- _PROBLEM A_:
Print back the rows, unchanged, from the line containing "chart-title: WOB & WOF — [217, 51, 320, 70]" down through the line containing "data-point — [140, 277, 149, 287]", with both of those lines included.

********************

Getting data from the web: scraping

MACS 30500
University of Chicago

November 2, 2016

OMDB

http://www.omdbapi.com/?t=Interstellar&y=2014&plot=short&r=xml

Creating link in R

request <- str_c("http://www.omdbapi.com/?t=", "Interstellar", "&",
                 "y=", "2014", "&", "plot=",
                 "short", "&", "r=", "xml")
request

## [1] "http://www.omdbapi.com/?t=Interstellar&y=2014&plot=short&r=xml"

Better way

omdb <- function(Title, Year, Plot, Format){
  baseurl <- "http://www.omdbapi.com/?"
  params <- c("t=", "y=", "plot=", "r=")
  values <- c(Title, Year, Plot, Format)
  param_values <- map2_chr(params, values, str_c)
  args <- str_c(param_values, collapse = "&")
  str_c(baseurl, args)
}

omdb("Interstellar", "2014", "short", "xml")

## [1] "http://www.omdbapi.com/?t=Interstellar&y=2014&plot=short&r=xml"

Obtain OMDB data

request_interstellar <- omdb("Interstellar", "2014", "short", "xml")
con <- curl(request_interstellar)
answer_xml <- readLines(con)
close(con)
answer_xml

## [1] "<?xml version=\"1.0\" encoding=\"UTF-8\"?><root response=\"True\"><movie title=\"Interstellar\" year=\"2014\" rated=\"PG-13\" released=\"07 Nov 2014\" runtime=\"169 min\" genre=\"Adventure, Drama, Sci-Fi\" director=\"Christopher Nolan\" writer=\"Jonathan Nolan, Christopher Nolan\" actors=\"Ellen Burstyn, Matthew McConaughey, Mackenzie Foy, John Lithgow\" plot=\"A team of explorers travel through a wormhole in space in an attempt to ensure humanity's survival.\" language=\"English\" country=\"USA, UK\" awards=\"Won 1 Oscar. Another 39 wins &amp; 134 nominations.\" poster=\"https://images-na.ssl-images-amazon.com/images/M/MV5BMjIxNTU4MzY4MF5BMl5BanBnXkFtZTgwMzM4ODI3MjE@._V1_SX300.jpg\" metascore=\"74\" imdbRating=\"8.6\" imdbVotes=\"950,670\" imdbID=\"tt0816692\" type=\"movie\"/></root>"

Obtain OMDB data

request_interstellar <- omdb("Interstellar", "2014", "short", "json")
con <- curl(request_interstellar)
answer_json <- readLines(con)
close(con)
answer_json %>% 
  prettify()

********************

- _PROBLEM B_:
Decide whether each statement agrees with the text on web scraping, answering yes or no and quoting the words that settle it: (i) the omdb function joins its parameter-value pairs with an ampersand; (ii) the second OMDB request asks for the response in JSON format; (iii) the connection is left open after the XML data is read.

- _Collection entries_:

********************

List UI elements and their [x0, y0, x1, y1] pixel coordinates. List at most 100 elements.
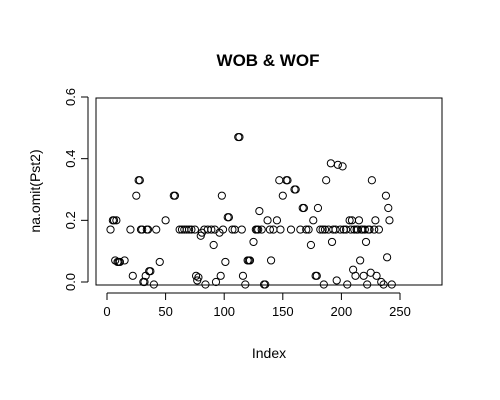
chart-title: WOB & WOF — [217, 51, 320, 70]
x-tick-label: 50 — [158, 304, 172, 319]
data-point — [106, 225, 115, 234]
x-tick-label: 150 — [272, 304, 294, 319]
data-point — [257, 225, 266, 234]
data-point — [182, 225, 191, 234]
data-point — [249, 237, 258, 247]
data-point — [265, 225, 275, 234]
data-point — [254, 225, 263, 234]
data-point — [306, 240, 316, 250]
data-point — [318, 225, 327, 234]
data-point — [235, 132, 244, 142]
data-point — [140, 277, 149, 287]
data-point — [384, 203, 393, 213]
data-point — [237, 225, 246, 234]
data-point — [138, 225, 147, 234]
data-point — [126, 225, 135, 234]
data-point — [381, 191, 391, 200]
data-point — [221, 257, 230, 267]
data-point — [161, 216, 170, 225]
data-point — [299, 203, 308, 213]
data-point — [187, 225, 196, 234]
data-point — [276, 225, 285, 234]
data-point — [128, 271, 137, 280]
data-point — [354, 216, 364, 225]
data-point — [216, 271, 225, 280]
x-tick-label: 250 — [389, 304, 411, 319]
x-tick-label: 100 — [213, 304, 235, 319]
data-point — [374, 225, 384, 234]
data-point — [296, 225, 305, 234]
data-point — [302, 225, 311, 234]
data-point — [312, 271, 321, 280]
data-point — [371, 216, 380, 225]
data-point — [379, 280, 388, 289]
data-point — [367, 176, 376, 185]
data-point — [286, 225, 296, 234]
data-point — [319, 280, 328, 289]
data-point — [132, 191, 141, 200]
data-point — [218, 225, 228, 234]
data-point — [309, 216, 318, 225]
data-point — [332, 276, 341, 285]
data-point — [261, 280, 270, 289]
data-points — [106, 132, 396, 289]
data-point — [359, 271, 368, 280]
data-point — [331, 225, 340, 234]
data-point — [345, 216, 354, 225]
data-point — [370, 225, 379, 234]
data-point — [343, 280, 352, 289]
data-point — [143, 225, 153, 234]
y-tick-label: 0.4 — [63, 150, 78, 168]
data-point — [238, 271, 248, 280]
data-point — [320, 225, 330, 234]
y-axis-label: na.omit(Pst2) — [27, 149, 43, 232]
data-point — [149, 280, 158, 289]
data-point — [283, 176, 292, 185]
x-tick-label: 200 — [331, 304, 353, 319]
x-axis-label: Index — [252, 345, 286, 361]
data-point — [115, 257, 124, 267]
data-point — [245, 256, 255, 265]
data-point — [377, 277, 386, 287]
y-axis: 0.0 0.2 0.4 0.6 — [63, 88, 89, 291]
data-point — [146, 267, 155, 276]
data-point — [228, 225, 237, 234]
data-point — [387, 280, 396, 289]
data-point — [109, 216, 119, 225]
data-point — [224, 213, 233, 222]
data-point — [255, 206, 264, 216]
data-point — [209, 240, 218, 250]
data-point — [155, 257, 164, 267]
y-tick-label: 0.2 — [63, 211, 78, 229]
data-point — [278, 191, 287, 200]
data-point — [112, 216, 121, 225]
data-point — [184, 225, 194, 234]
data-point — [241, 280, 250, 289]
data-point — [120, 256, 129, 265]
data-point — [266, 256, 276, 265]
data-point — [322, 176, 331, 185]
x-tick-label: 0 — [103, 304, 110, 319]
data-point — [360, 225, 369, 234]
data-point — [313, 203, 323, 213]
data-point — [351, 271, 360, 280]
data-point — [272, 216, 282, 225]
data-point — [152, 225, 161, 234]
data-point — [201, 280, 210, 289]
x-axis: 0 50 100 150 200 250 — [103, 292, 411, 319]
data-point — [194, 273, 203, 282]
data-point — [385, 216, 394, 225]
data-point — [217, 191, 226, 200]
data-point — [327, 237, 337, 247]
data-point — [365, 225, 374, 234]
data-point — [356, 256, 365, 265]
data-point — [316, 225, 325, 234]
data-point — [338, 162, 347, 171]
data-point — [336, 225, 345, 234]
data-point — [211, 277, 221, 287]
data-point — [291, 185, 300, 194]
data-point — [326, 159, 335, 168]
data-point — [263, 216, 272, 225]
data-point — [333, 160, 342, 169]
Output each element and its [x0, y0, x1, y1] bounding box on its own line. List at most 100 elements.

********************

- _REPLY A_:
chart-title: WOB & WOF — [217, 51, 320, 70]
x-tick-label: 50 — [158, 304, 172, 319]
data-point — [106, 225, 115, 234]
x-tick-label: 150 — [272, 304, 294, 319]
data-point — [257, 225, 266, 234]
data-point — [182, 225, 191, 234]
data-point — [249, 237, 258, 247]
data-point — [265, 225, 275, 234]
data-point — [254, 225, 263, 234]
data-point — [306, 240, 316, 250]
data-point — [318, 225, 327, 234]
data-point — [235, 132, 244, 142]
data-point — [140, 277, 149, 287]

- _REPLY B_:
(i) Yes: "args <- str_c(param_values, collapse = "&")"
(ii) Yes: "request_interstellar <- omdb("Interstellar", "2014", "short", "json")"
(iii) No: "close(con)"